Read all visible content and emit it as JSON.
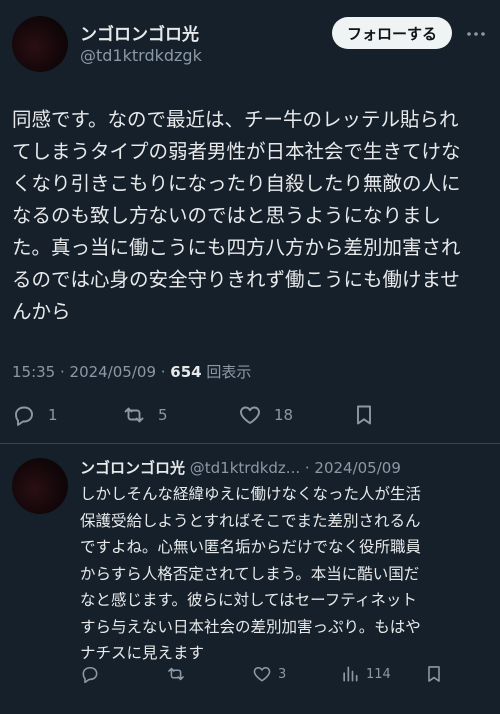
{
  "colors": {
    "background": "#15202b",
    "text_primary": "#e7e9ea",
    "text_secondary": "#8b98a5",
    "divider": "#38444d",
    "follow_bg": "#eff3f4"
  },
  "main_tweet": {
    "display_name": "ンゴロンゴロ光",
    "handle": "@td1ktrdkdzgk",
    "follow_label": "フォローする",
    "body": "同感です。なので最近は、チー牛のレッテル貼られ\nてしまうタイプの弱者男性が日本社会で生きてけな\nくなり引きこもりになったり自殺したり無敵の人に\nなるのも致し方ないのではと思うようになりまし\nた。真っ当に働こうにも四方八方から差別加害され\nるのでは心身の安全守りきれず働こうにも働けませ\nんから",
    "time": "15:35 · 2024/05/09 · ",
    "views_count": "654",
    "views_label": " 回表示",
    "actions": {
      "reply_count": "1",
      "retweet_count": "5",
      "like_count": "18"
    }
  },
  "reply_tweet": {
    "display_name": "ンゴロンゴロ光",
    "handle": " @td1ktrdkdz...",
    "date": " · 2024/05/09",
    "body": "しかしそんな経緯ゆえに働けなくなった人が生活\n保護受給しようとすればそこでまた差別されるん\nですよね。心無い匿名垢からだけでなく役所職員\nからすら人格否定されてしまう。本当に酷い国だ\nなと感じます。彼らに対してはセーフティネット\nすら与えない日本社会の差別加害っぷり。もはや\nナチスに見えます",
    "actions": {
      "reply_count": "",
      "retweet_count": "",
      "like_count": "3",
      "views_count": "114"
    }
  },
  "icons": {
    "more": "more-dots-icon",
    "reply": "reply-bubble-icon",
    "retweet": "retweet-icon",
    "like": "heart-icon",
    "bookmark": "bookmark-icon",
    "views": "analytics-bars-icon"
  }
}
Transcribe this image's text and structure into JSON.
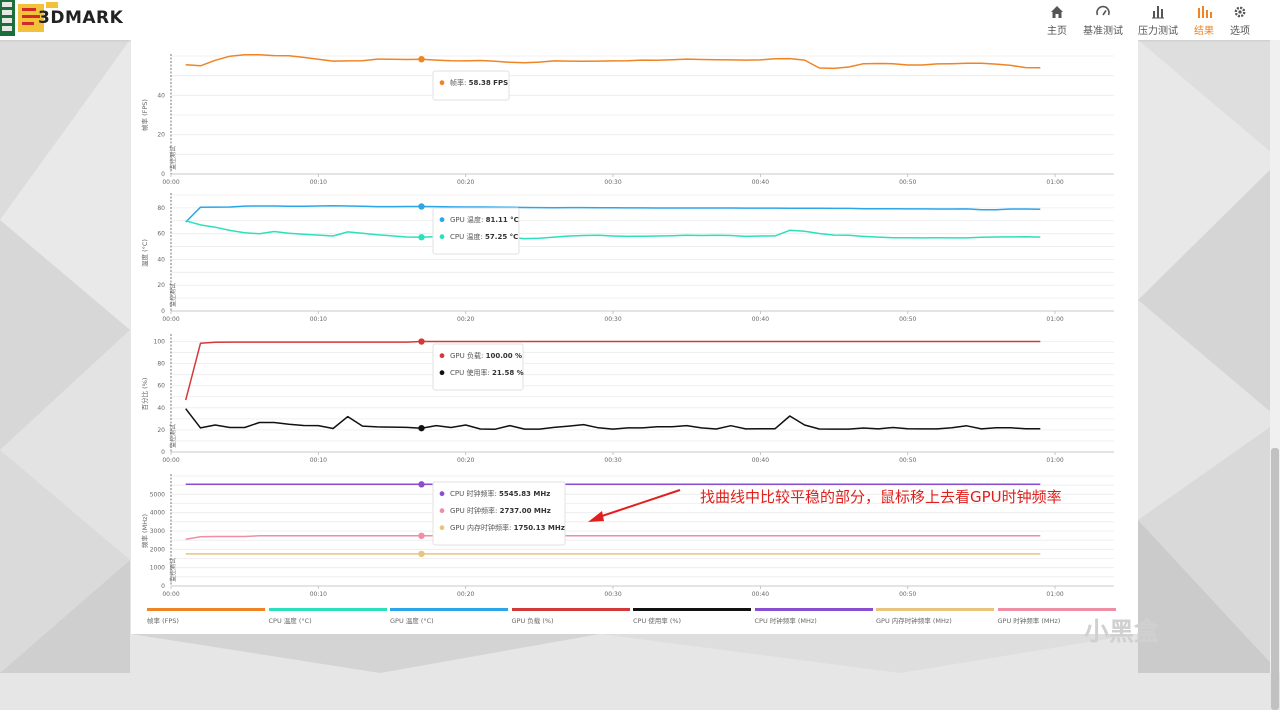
{
  "brand": {
    "name": "3DMARK"
  },
  "nav": [
    {
      "label": "主页",
      "icon": "home-icon"
    },
    {
      "label": "基准测试",
      "icon": "gauge-icon"
    },
    {
      "label": "压力测试",
      "icon": "bar-chart-icon"
    },
    {
      "label": "结果",
      "icon": "results-icon",
      "active": true
    },
    {
      "label": "选项",
      "icon": "gear-icon"
    }
  ],
  "colors": {
    "accent": "#ef8424",
    "fps": "#ef8424",
    "gpu_temp": "#2ba6e8",
    "cpu_temp": "#2de0bc",
    "gpu_load": "#d23a3a",
    "cpu_usage": "#111111",
    "cpu_clock": "#8a4fd0",
    "gpu_mem_clock": "#e8c47e",
    "gpu_clock": "#ee8fa6",
    "annotation": "#e0201c"
  },
  "annotation": "找曲线中比较平稳的部分，鼠标移上去看GPU时钟频率",
  "watermark": "小黑盒",
  "chart_data": [
    {
      "type": "line",
      "ylabel": "帧率 (FPS)",
      "ylim": [
        0,
        60
      ],
      "yticks": [
        0,
        20,
        40
      ],
      "marker_label": "监控测试",
      "xlim": [
        0,
        64
      ],
      "xticks": [
        0,
        10,
        20,
        30,
        40,
        50,
        60
      ],
      "xtick_labels": [
        "00:00",
        "00:10",
        "00:20",
        "00:30",
        "00:40",
        "00:50",
        "01:00"
      ],
      "series": [
        {
          "name": "帧率",
          "color": "#ef8424",
          "x": [
            1,
            2,
            3,
            4,
            5,
            6,
            7,
            8,
            9,
            10,
            11,
            12,
            13,
            14,
            15,
            16,
            17,
            18,
            19,
            20,
            21,
            22,
            23,
            24,
            25,
            26,
            27,
            28,
            29,
            30,
            31,
            32,
            33,
            34,
            35,
            36,
            37,
            38,
            39,
            40,
            41,
            42,
            43,
            44,
            45,
            46,
            47,
            48,
            49,
            50,
            51,
            52,
            53,
            54,
            55,
            56,
            57,
            58,
            59
          ],
          "y": [
            55.5,
            55,
            57.8,
            59.9,
            60.6,
            60.6,
            60.2,
            60.1,
            59.3,
            58.3,
            57.4,
            57.5,
            57.6,
            58.4,
            58.3,
            58.2,
            58.38,
            57.9,
            57.6,
            57.5,
            57.7,
            57.3,
            56.8,
            56.6,
            56.9,
            57.5,
            57.4,
            57.3,
            57.4,
            57.5,
            57.6,
            57.9,
            57.8,
            58.1,
            58.4,
            58.2,
            58.1,
            58,
            57.9,
            58,
            58.6,
            58.7,
            57.9,
            53.9,
            53.7,
            54.4,
            56.1,
            56.2,
            56.1,
            55.4,
            55.4,
            56,
            56.1,
            56.3,
            56.3,
            55.9,
            55.2,
            54.1,
            54
          ]
        }
      ],
      "hover_x": 17,
      "tooltip": [
        {
          "label": "帧率: ",
          "value": "58.38 FPS"
        }
      ]
    },
    {
      "type": "line",
      "ylabel": "温度 (°C)",
      "ylim": [
        0,
        90
      ],
      "yticks": [
        0,
        20,
        40,
        60,
        80
      ],
      "marker_label": "监控测试",
      "xlim": [
        0,
        64
      ],
      "xticks": [
        0,
        10,
        20,
        30,
        40,
        50,
        60
      ],
      "xtick_labels": [
        "00:00",
        "00:10",
        "00:20",
        "00:30",
        "00:40",
        "00:50",
        "01:00"
      ],
      "series": [
        {
          "name": "GPU 温度",
          "color": "#2ba6e8",
          "x": [
            1,
            2,
            3,
            4,
            5,
            6,
            7,
            8,
            9,
            10,
            11,
            12,
            13,
            14,
            15,
            16,
            17,
            18,
            19,
            20,
            21,
            22,
            23,
            24,
            25,
            26,
            27,
            28,
            29,
            30,
            31,
            32,
            33,
            34,
            35,
            36,
            37,
            38,
            39,
            40,
            41,
            42,
            43,
            44,
            45,
            46,
            47,
            48,
            49,
            50,
            51,
            52,
            53,
            54,
            55,
            56,
            57,
            58,
            59
          ],
          "y": [
            69,
            80.5,
            80.6,
            80.7,
            81.4,
            81.5,
            81.5,
            81.3,
            81.3,
            81.5,
            81.6,
            81.5,
            81.2,
            81,
            81,
            81.1,
            81.11,
            81,
            80.8,
            80.7,
            80.7,
            80.6,
            80.5,
            80.3,
            80.2,
            80.1,
            80.2,
            80.2,
            80.1,
            80.1,
            80,
            80,
            79.9,
            79.9,
            79.9,
            79.9,
            79.9,
            79.9,
            79.8,
            79.8,
            79.8,
            79.7,
            79.7,
            79.7,
            79.6,
            79.6,
            79.4,
            79.4,
            79.3,
            79.2,
            79.2,
            79.1,
            79.1,
            79.2,
            78.5,
            78.5,
            79.1,
            79.1,
            79
          ]
        },
        {
          "name": "CPU 温度",
          "color": "#2de0bc",
          "x": [
            1,
            2,
            3,
            4,
            5,
            6,
            7,
            8,
            9,
            10,
            11,
            12,
            13,
            14,
            15,
            16,
            17,
            18,
            19,
            20,
            21,
            22,
            23,
            24,
            25,
            26,
            27,
            28,
            29,
            30,
            31,
            32,
            33,
            34,
            35,
            36,
            37,
            38,
            39,
            40,
            41,
            42,
            43,
            44,
            45,
            46,
            47,
            48,
            49,
            50,
            51,
            52,
            53,
            54,
            55,
            56,
            57,
            58,
            59
          ],
          "y": [
            70,
            66.8,
            65,
            62.5,
            60.7,
            59.9,
            61.7,
            60.4,
            59.6,
            58.9,
            58.2,
            61.4,
            60.3,
            59.2,
            58.3,
            57.4,
            57.25,
            57.7,
            58.1,
            57.8,
            57.1,
            56.9,
            57,
            56.2,
            56.5,
            57.3,
            58.2,
            58.6,
            58.7,
            58.2,
            57.9,
            58,
            58.2,
            58.4,
            58.8,
            58.6,
            58.7,
            58.6,
            57.9,
            58.2,
            58.3,
            62.6,
            61.8,
            60.1,
            58.9,
            58.7,
            57.9,
            57.3,
            56.9,
            56.8,
            56.7,
            56.8,
            56.7,
            56.7,
            57.2,
            57.4,
            57.5,
            57.6,
            57.3
          ]
        }
      ],
      "hover_x": 17,
      "tooltip": [
        {
          "label": "GPU 温度: ",
          "value": "81.11 °C"
        },
        {
          "label": "CPU 温度: ",
          "value": "57.25 °C"
        }
      ]
    },
    {
      "type": "line",
      "ylabel": "百分比 (%)",
      "ylim": [
        0,
        105
      ],
      "yticks": [
        0,
        20,
        40,
        60,
        80,
        100
      ],
      "marker_label": "监控测试",
      "xlim": [
        0,
        64
      ],
      "xticks": [
        0,
        10,
        20,
        30,
        40,
        50,
        60
      ],
      "xtick_labels": [
        "00:00",
        "00:10",
        "00:20",
        "00:30",
        "00:40",
        "00:50",
        "01:00"
      ],
      "series": [
        {
          "name": "GPU 负载",
          "color": "#d23a3a",
          "x": [
            1,
            2,
            3,
            4,
            5,
            6,
            7,
            8,
            9,
            10,
            11,
            12,
            13,
            14,
            15,
            16,
            17,
            18,
            19,
            20,
            21,
            22,
            23,
            24,
            25,
            26,
            27,
            28,
            29,
            30,
            31,
            32,
            33,
            34,
            35,
            36,
            37,
            38,
            39,
            40,
            41,
            42,
            43,
            44,
            45,
            46,
            47,
            48,
            49,
            50,
            51,
            52,
            53,
            54,
            55,
            56,
            57,
            58,
            59
          ],
          "y": [
            47,
            98.5,
            99.4,
            99.5,
            99.5,
            99.5,
            99.5,
            99.5,
            99.5,
            99.5,
            99.5,
            99.5,
            99.5,
            99.5,
            99.5,
            99.5,
            100,
            100,
            100,
            100,
            100,
            100,
            100,
            100,
            100,
            100,
            100,
            100,
            100,
            100,
            100,
            100,
            100,
            100,
            100,
            100,
            100,
            100,
            100,
            100,
            100,
            100,
            100,
            100,
            100,
            100,
            100,
            100,
            100,
            100,
            100,
            100,
            100,
            100,
            100,
            100,
            100,
            100,
            100
          ]
        },
        {
          "name": "CPU 使用率",
          "color": "#111111",
          "x": [
            1,
            2,
            3,
            4,
            5,
            6,
            7,
            8,
            9,
            10,
            11,
            12,
            13,
            14,
            15,
            16,
            17,
            18,
            19,
            20,
            21,
            22,
            23,
            24,
            25,
            26,
            27,
            28,
            29,
            30,
            31,
            32,
            33,
            34,
            35,
            36,
            37,
            38,
            39,
            40,
            41,
            42,
            43,
            44,
            45,
            46,
            47,
            48,
            49,
            50,
            51,
            52,
            53,
            54,
            55,
            56,
            57,
            58,
            59
          ],
          "y": [
            39.2,
            21.8,
            24.4,
            22.2,
            22.2,
            26.7,
            26.7,
            25.2,
            24,
            23.9,
            21.3,
            32,
            23.4,
            22.7,
            22.5,
            22.3,
            21.58,
            23.9,
            22.2,
            24.4,
            20.8,
            20.6,
            23.9,
            20.7,
            20.7,
            22.3,
            23.4,
            24.8,
            21.9,
            20.7,
            21.8,
            21.8,
            22.8,
            22.9,
            23.9,
            21.8,
            20.8,
            23.8,
            20.9,
            21,
            21.1,
            32.6,
            24.4,
            20.8,
            20.7,
            20.7,
            21.7,
            20.9,
            22.2,
            21,
            20.9,
            20.9,
            21.9,
            23.7,
            20.9,
            21.9,
            21.9,
            21,
            21
          ]
        }
      ],
      "hover_x": 17,
      "tooltip": [
        {
          "label": "GPU 负载: ",
          "value": "100.00 %"
        },
        {
          "label": "CPU 使用率: ",
          "value": "21.58 %"
        }
      ]
    },
    {
      "type": "line",
      "ylabel": "频率 (MHz)",
      "ylim": [
        0,
        6000
      ],
      "yticks": [
        0,
        1000,
        2000,
        3000,
        4000,
        5000
      ],
      "marker_label": "监控测试",
      "xlim": [
        0,
        64
      ],
      "xticks": [
        0,
        10,
        20,
        30,
        40,
        50,
        60
      ],
      "xtick_labels": [
        "00:00",
        "00:10",
        "00:20",
        "00:30",
        "00:40",
        "00:50",
        "01:00"
      ],
      "series": [
        {
          "name": "CPU 时钟频率",
          "color": "#8a4fd0",
          "x": [
            1,
            59
          ],
          "y": [
            5545.83,
            5545.83
          ]
        },
        {
          "name": "GPU 时钟频率",
          "color": "#ee8fa6",
          "x": [
            1,
            2,
            3,
            4,
            5,
            6,
            7,
            8,
            9,
            10,
            11,
            12,
            13,
            14,
            15,
            16,
            17,
            18,
            19,
            20,
            21,
            22,
            23,
            24,
            25,
            26,
            27,
            28,
            29,
            30,
            31,
            32,
            33,
            34,
            35,
            36,
            37,
            38,
            39,
            40,
            41,
            42,
            43,
            44,
            45,
            46,
            47,
            48,
            49,
            50,
            51,
            52,
            53,
            54,
            55,
            56,
            57,
            58,
            59
          ],
          "y": [
            2550,
            2690,
            2700,
            2700,
            2700,
            2737,
            2737,
            2737,
            2737,
            2737,
            2737,
            2737,
            2737,
            2737,
            2737,
            2737,
            2737,
            2737,
            2737,
            2737,
            2737,
            2737,
            2737,
            2737,
            2737,
            2737,
            2737,
            2737,
            2737,
            2737,
            2737,
            2737,
            2737,
            2737,
            2737,
            2737,
            2737,
            2737,
            2737,
            2737,
            2737,
            2737,
            2737,
            2737,
            2737,
            2737,
            2737,
            2737,
            2737,
            2737,
            2737,
            2737,
            2737,
            2737,
            2737,
            2737,
            2737,
            2737,
            2737
          ]
        },
        {
          "name": "GPU 内存时钟频率",
          "color": "#e8c47e",
          "x": [
            1,
            59
          ],
          "y": [
            1750.13,
            1750.13
          ]
        }
      ],
      "hover_x": 17,
      "tooltip": [
        {
          "label": "CPU 时钟频率: ",
          "value": "5545.83 MHz"
        },
        {
          "label": "GPU 时钟频率: ",
          "value": "2737.00 MHz"
        },
        {
          "label": "GPU 内存时钟频率: ",
          "value": "1750.13 MHz"
        }
      ]
    }
  ],
  "legend": [
    {
      "label": "帧率 (FPS)",
      "color": "#ef8424"
    },
    {
      "label": "CPU 温度 (°C)",
      "color": "#2de0bc"
    },
    {
      "label": "GPU 温度 (°C)",
      "color": "#2ba6e8"
    },
    {
      "label": "GPU 负载 (%)",
      "color": "#d23a3a"
    },
    {
      "label": "CPU 使用率 (%)",
      "color": "#111111"
    },
    {
      "label": "CPU 时钟频率 (MHz)",
      "color": "#8a4fd0"
    },
    {
      "label": "GPU 内存时钟频率 (MHz)",
      "color": "#e8c47e"
    },
    {
      "label": "GPU 时钟频率 (MHz)",
      "color": "#ee8fa6"
    }
  ]
}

-.-.-

Exercise: Among the lines of the listing, how many hold the string "ylabel"? Respond with only the number.

Written answer: 4